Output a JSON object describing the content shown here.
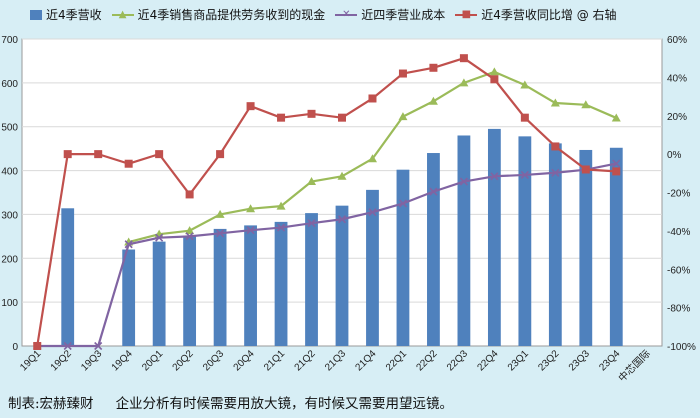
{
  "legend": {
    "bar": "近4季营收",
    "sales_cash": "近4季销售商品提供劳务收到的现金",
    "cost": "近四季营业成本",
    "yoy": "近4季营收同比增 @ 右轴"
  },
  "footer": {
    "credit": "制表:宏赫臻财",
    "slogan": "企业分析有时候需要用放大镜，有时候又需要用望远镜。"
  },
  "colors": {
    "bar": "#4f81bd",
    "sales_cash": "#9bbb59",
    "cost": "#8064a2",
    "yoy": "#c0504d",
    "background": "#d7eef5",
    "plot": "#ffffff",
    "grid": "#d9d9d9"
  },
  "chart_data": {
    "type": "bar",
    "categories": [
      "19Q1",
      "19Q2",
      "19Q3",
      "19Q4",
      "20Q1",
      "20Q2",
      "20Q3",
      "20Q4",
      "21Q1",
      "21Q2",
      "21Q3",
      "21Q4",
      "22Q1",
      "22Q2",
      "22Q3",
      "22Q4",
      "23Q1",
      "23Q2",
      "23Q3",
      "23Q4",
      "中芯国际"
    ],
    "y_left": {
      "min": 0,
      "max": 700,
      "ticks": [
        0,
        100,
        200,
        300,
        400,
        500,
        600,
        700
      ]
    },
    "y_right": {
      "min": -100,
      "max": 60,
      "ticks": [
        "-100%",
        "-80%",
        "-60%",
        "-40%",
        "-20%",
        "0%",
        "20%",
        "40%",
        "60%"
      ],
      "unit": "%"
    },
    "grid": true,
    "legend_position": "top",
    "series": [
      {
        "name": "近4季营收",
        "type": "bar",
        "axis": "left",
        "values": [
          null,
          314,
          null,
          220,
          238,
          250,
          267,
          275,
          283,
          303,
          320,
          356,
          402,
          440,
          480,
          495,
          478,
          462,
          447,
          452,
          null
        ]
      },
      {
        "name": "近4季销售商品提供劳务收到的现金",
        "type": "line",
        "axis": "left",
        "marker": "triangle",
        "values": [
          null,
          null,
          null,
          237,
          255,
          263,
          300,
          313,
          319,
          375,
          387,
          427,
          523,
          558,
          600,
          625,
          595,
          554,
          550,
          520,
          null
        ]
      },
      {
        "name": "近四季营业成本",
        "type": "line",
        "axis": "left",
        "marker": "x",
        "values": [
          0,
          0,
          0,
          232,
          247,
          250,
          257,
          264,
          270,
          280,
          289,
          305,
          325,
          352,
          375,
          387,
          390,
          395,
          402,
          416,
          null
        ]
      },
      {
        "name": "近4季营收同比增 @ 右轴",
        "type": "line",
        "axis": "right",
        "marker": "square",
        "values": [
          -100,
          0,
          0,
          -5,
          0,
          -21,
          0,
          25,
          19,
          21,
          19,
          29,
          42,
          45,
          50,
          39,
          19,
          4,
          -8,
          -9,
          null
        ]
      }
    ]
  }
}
····················
#### Aim:
Check the data for the word "marker" and pull out the lines that have it.

#### Finished answer:
        "marker": "triangle",
        "marker": "x",
        "marker": "square",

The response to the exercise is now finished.